*WHAT THE EXERCISE ASKS*.
Below are some entries. Output each one exactly as it appears.

*Dataset rows about figures*.
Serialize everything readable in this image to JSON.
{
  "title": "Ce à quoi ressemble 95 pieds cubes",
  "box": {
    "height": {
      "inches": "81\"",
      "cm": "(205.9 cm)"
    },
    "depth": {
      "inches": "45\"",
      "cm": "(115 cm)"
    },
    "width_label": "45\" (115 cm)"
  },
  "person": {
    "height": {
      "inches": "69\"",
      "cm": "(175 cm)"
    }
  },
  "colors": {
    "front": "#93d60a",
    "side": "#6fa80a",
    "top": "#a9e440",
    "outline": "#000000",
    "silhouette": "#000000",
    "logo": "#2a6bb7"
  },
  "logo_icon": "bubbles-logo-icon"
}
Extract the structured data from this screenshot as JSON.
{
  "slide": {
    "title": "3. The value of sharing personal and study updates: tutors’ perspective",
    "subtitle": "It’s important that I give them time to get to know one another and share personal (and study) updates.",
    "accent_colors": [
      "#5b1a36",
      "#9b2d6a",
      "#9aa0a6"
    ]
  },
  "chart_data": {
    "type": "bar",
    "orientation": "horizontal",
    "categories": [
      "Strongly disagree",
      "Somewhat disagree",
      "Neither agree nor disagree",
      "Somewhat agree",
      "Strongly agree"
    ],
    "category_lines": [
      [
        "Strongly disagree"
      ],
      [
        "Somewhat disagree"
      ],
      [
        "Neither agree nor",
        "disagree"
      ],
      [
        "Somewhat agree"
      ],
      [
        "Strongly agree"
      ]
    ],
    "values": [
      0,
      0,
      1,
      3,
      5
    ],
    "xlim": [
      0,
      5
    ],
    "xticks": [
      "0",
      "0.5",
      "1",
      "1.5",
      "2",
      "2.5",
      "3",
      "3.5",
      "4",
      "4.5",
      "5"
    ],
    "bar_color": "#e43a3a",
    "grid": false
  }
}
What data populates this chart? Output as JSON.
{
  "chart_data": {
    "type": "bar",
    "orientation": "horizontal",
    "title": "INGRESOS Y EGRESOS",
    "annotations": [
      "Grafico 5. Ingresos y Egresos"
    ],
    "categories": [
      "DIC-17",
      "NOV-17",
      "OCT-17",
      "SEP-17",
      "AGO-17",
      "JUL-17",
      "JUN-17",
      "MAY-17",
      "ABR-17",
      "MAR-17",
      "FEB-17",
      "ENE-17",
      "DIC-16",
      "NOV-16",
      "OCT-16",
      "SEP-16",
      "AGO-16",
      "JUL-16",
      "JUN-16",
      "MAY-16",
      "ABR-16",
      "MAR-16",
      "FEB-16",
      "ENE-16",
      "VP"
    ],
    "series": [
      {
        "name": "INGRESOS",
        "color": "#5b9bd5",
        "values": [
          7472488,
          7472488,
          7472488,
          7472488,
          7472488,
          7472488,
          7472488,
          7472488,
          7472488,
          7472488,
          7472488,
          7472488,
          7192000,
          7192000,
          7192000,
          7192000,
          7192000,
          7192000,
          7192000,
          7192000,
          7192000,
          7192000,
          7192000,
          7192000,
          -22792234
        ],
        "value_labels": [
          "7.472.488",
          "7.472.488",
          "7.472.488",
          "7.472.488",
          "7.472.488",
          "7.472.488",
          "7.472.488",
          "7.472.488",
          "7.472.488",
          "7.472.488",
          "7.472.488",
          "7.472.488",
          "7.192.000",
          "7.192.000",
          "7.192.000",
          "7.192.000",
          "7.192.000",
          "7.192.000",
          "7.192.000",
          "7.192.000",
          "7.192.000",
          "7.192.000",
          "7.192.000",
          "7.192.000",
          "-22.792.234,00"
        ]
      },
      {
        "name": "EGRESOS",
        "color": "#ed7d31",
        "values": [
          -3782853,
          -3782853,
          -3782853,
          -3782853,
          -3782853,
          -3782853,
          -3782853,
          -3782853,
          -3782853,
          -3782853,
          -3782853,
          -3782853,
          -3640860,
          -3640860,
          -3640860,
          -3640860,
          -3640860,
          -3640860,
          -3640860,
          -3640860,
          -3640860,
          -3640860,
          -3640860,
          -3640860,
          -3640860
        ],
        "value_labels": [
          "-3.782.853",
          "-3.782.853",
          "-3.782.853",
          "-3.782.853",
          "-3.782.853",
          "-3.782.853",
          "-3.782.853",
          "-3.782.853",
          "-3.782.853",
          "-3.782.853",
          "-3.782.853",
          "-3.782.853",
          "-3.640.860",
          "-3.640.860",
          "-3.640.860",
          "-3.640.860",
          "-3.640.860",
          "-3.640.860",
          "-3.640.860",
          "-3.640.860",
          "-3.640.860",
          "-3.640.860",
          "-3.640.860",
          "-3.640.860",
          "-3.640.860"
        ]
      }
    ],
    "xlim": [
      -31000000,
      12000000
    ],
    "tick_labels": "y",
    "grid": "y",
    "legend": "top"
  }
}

*SOLUTION TO THE EXERCISE*.
Serialize everything readable in this image to JSON.
{
  "title": "Ce à quoi ressemble 95 pieds cubes",
  "box": {
    "height": {
      "inches": "81\"",
      "cm": "(205.9 cm)"
    },
    "depth": {
      "inches": "45\"",
      "cm": "(115 cm)"
    },
    "width_label": "45\" (115 cm)"
  },
  "person": {
    "height": {
      "inches": "69\"",
      "cm": "(175 cm)"
    }
  },
  "colors": {
    "front": "#93d60a",
    "side": "#6fa80a",
    "top": "#a9e440",
    "outline": "#000000",
    "silhouette": "#000000",
    "logo": "#2a6bb7"
  },
  "logo_icon": "bubbles-logo-icon"
}
Extract the structured data from this screenshot as JSON.
{
  "slide": {
    "title": "3. The value of sharing personal and study updates: tutors’ perspective",
    "subtitle": "It’s important that I give them time to get to know one another and share personal (and study) updates.",
    "accent_colors": [
      "#5b1a36",
      "#9b2d6a",
      "#9aa0a6"
    ]
  },
  "chart_data": {
    "type": "bar",
    "orientation": "horizontal",
    "categories": [
      "Strongly disagree",
      "Somewhat disagree",
      "Neither agree nor disagree",
      "Somewhat agree",
      "Strongly agree"
    ],
    "category_lines": [
      [
        "Strongly disagree"
      ],
      [
        "Somewhat disagree"
      ],
      [
        "Neither agree nor",
        "disagree"
      ],
      [
        "Somewhat agree"
      ],
      [
        "Strongly agree"
      ]
    ],
    "values": [
      0,
      0,
      1,
      3,
      5
    ],
    "xlim": [
      0,
      5
    ],
    "xticks": [
      "0",
      "0.5",
      "1",
      "1.5",
      "2",
      "2.5",
      "3",
      "3.5",
      "4",
      "4.5",
      "5"
    ],
    "bar_color": "#e43a3a",
    "grid": false
  }
}
What data populates this chart? Output as JSON.
{
  "chart_data": {
    "type": "bar",
    "orientation": "horizontal",
    "title": "INGRESOS Y EGRESOS",
    "annotations": [
      "Grafico 5. Ingresos y Egresos"
    ],
    "categories": [
      "DIC-17",
      "NOV-17",
      "OCT-17",
      "SEP-17",
      "AGO-17",
      "JUL-17",
      "JUN-17",
      "MAY-17",
      "ABR-17",
      "MAR-17",
      "FEB-17",
      "ENE-17",
      "DIC-16",
      "NOV-16",
      "OCT-16",
      "SEP-16",
      "AGO-16",
      "JUL-16",
      "JUN-16",
      "MAY-16",
      "ABR-16",
      "MAR-16",
      "FEB-16",
      "ENE-16",
      "VP"
    ],
    "series": [
      {
        "name": "INGRESOS",
        "color": "#5b9bd5",
        "values": [
          7472488,
          7472488,
          7472488,
          7472488,
          7472488,
          7472488,
          7472488,
          7472488,
          7472488,
          7472488,
          7472488,
          7472488,
          7192000,
          7192000,
          7192000,
          7192000,
          7192000,
          7192000,
          7192000,
          7192000,
          7192000,
          7192000,
          7192000,
          7192000,
          -22792234
        ],
        "value_labels": [
          "7.472.488",
          "7.472.488",
          "7.472.488",
          "7.472.488",
          "7.472.488",
          "7.472.488",
          "7.472.488",
          "7.472.488",
          "7.472.488",
          "7.472.488",
          "7.472.488",
          "7.472.488",
          "7.192.000",
          "7.192.000",
          "7.192.000",
          "7.192.000",
          "7.192.000",
          "7.192.000",
          "7.192.000",
          "7.192.000",
          "7.192.000",
          "7.192.000",
          "7.192.000",
          "7.192.000",
          "-22.792.234,00"
        ]
      },
      {
        "name": "EGRESOS",
        "color": "#ed7d31",
        "values": [
          -3782853,
          -3782853,
          -3782853,
          -3782853,
          -3782853,
          -3782853,
          -3782853,
          -3782853,
          -3782853,
          -3782853,
          -3782853,
          -3782853,
          -3640860,
          -3640860,
          -3640860,
          -3640860,
          -3640860,
          -3640860,
          -3640860,
          -3640860,
          -3640860,
          -3640860,
          -3640860,
          -3640860,
          -3640860
        ],
        "value_labels": [
          "-3.782.853",
          "-3.782.853",
          "-3.782.853",
          "-3.782.853",
          "-3.782.853",
          "-3.782.853",
          "-3.782.853",
          "-3.782.853",
          "-3.782.853",
          "-3.782.853",
          "-3.782.853",
          "-3.782.853",
          "-3.640.860",
          "-3.640.860",
          "-3.640.860",
          "-3.640.860",
          "-3.640.860",
          "-3.640.860",
          "-3.640.860",
          "-3.640.860",
          "-3.640.860",
          "-3.640.860",
          "-3.640.860",
          "-3.640.860",
          "-3.640.860"
        ]
      }
    ],
    "xlim": [
      -31000000,
      12000000
    ],
    "tick_labels": "y",
    "grid": "y",
    "legend": "top"
  }
}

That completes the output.